◆ **GIVEN EXERCISE**
Restate all the material verbatim, except for the pictures.

- - - - -

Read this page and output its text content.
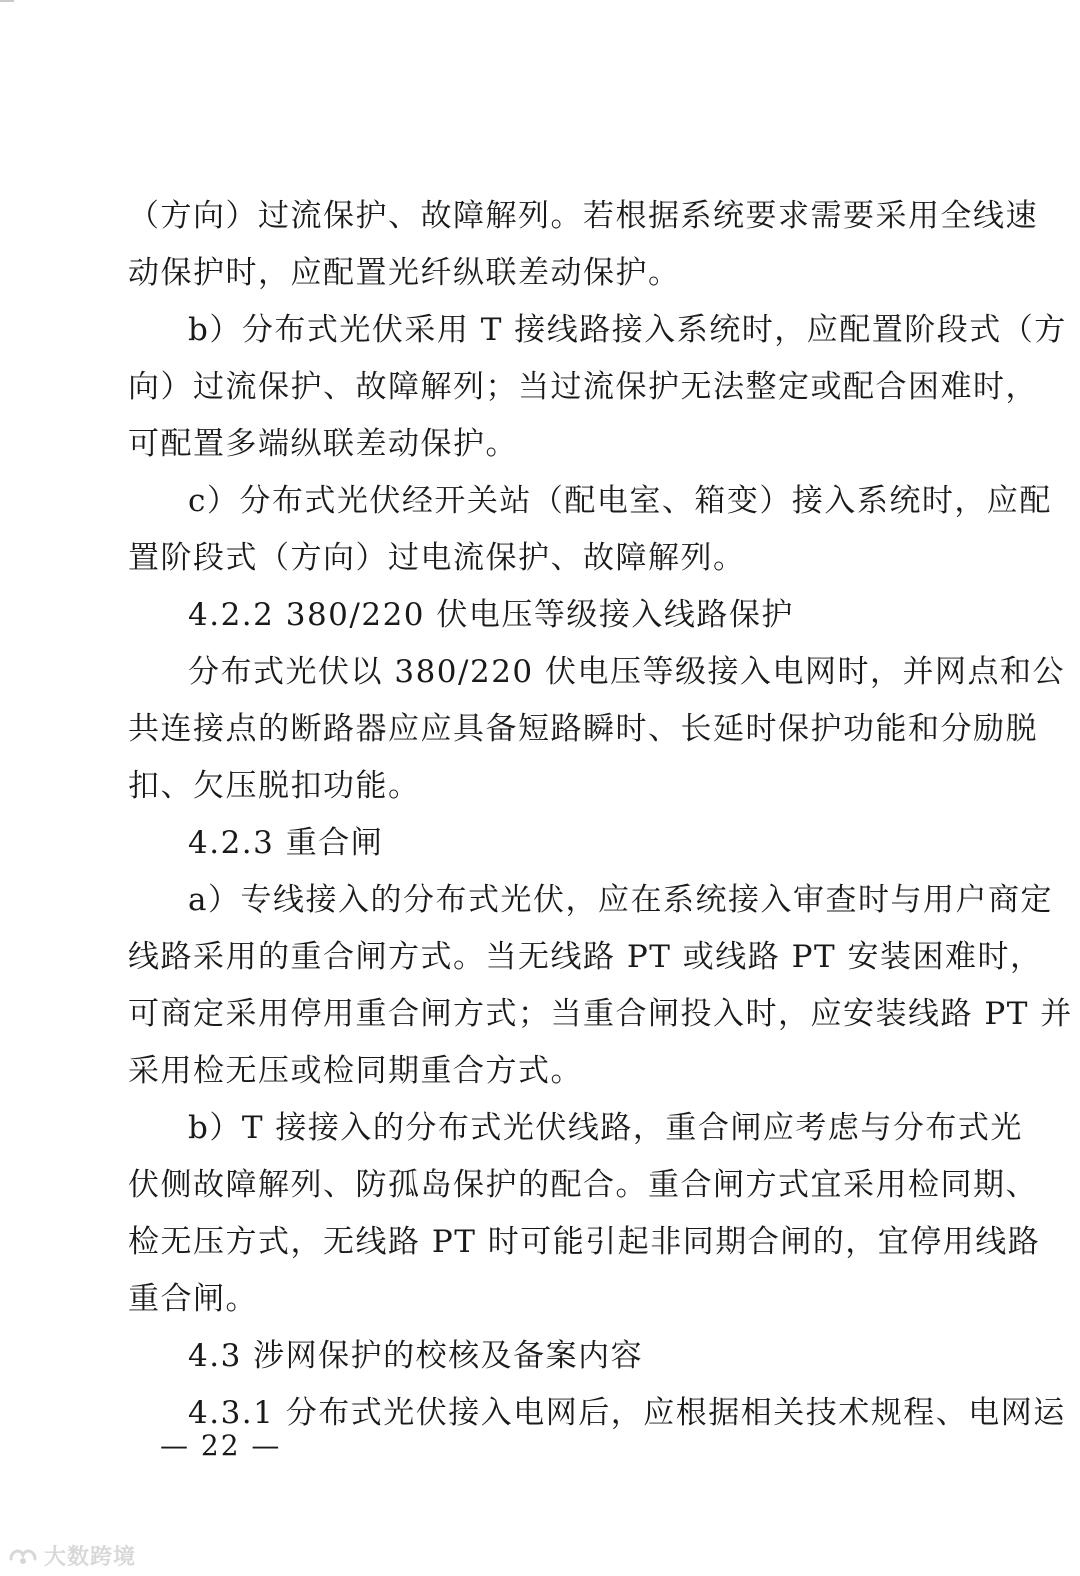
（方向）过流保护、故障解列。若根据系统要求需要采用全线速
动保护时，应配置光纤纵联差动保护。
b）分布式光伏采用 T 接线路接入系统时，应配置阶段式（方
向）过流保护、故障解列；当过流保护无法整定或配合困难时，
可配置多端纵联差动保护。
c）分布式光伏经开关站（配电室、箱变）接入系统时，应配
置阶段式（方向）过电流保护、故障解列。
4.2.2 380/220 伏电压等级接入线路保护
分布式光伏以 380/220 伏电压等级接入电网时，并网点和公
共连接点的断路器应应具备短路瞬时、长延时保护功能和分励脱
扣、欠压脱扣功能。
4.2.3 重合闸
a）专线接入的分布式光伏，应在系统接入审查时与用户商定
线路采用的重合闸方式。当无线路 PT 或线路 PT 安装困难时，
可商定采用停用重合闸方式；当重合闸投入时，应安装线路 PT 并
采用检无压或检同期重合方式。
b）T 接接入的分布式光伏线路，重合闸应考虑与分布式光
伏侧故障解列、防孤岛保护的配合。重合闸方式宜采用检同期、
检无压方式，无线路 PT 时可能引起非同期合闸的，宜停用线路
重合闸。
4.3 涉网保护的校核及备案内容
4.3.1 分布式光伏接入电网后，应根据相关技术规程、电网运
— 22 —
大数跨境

- - - - -

◆ **SOLUTION TO THE PROBLEM**
Read this page and output its text content.
（方向）过流保护、故障解列。若根据系统要求需要采用全线速
动保护时，应配置光纤纵联差动保护。
b）分布式光伏采用 T 接线路接入系统时，应配置阶段式（方
向）过流保护、故障解列；当过流保护无法整定或配合困难时，
可配置多端纵联差动保护。
c）分布式光伏经开关站（配电室、箱变）接入系统时，应配
置阶段式（方向）过电流保护、故障解列。
4.2.2 380/220 伏电压等级接入线路保护
分布式光伏以 380/220 伏电压等级接入电网时，并网点和公
共连接点的断路器应应具备短路瞬时、长延时保护功能和分励脱
扣、欠压脱扣功能。
4.2.3 重合闸
a）专线接入的分布式光伏，应在系统接入审查时与用户商定
线路采用的重合闸方式。当无线路 PT 或线路 PT 安装困难时，
可商定采用停用重合闸方式；当重合闸投入时，应安装线路 PT 并
采用检无压或检同期重合方式。
b）T 接接入的分布式光伏线路，重合闸应考虑与分布式光
伏侧故障解列、防孤岛保护的配合。重合闸方式宜采用检同期、
检无压方式，无线路 PT 时可能引起非同期合闸的，宜停用线路
重合闸。
4.3 涉网保护的校核及备案内容
4.3.1 分布式光伏接入电网后，应根据相关技术规程、电网运
— 22 —
大数跨境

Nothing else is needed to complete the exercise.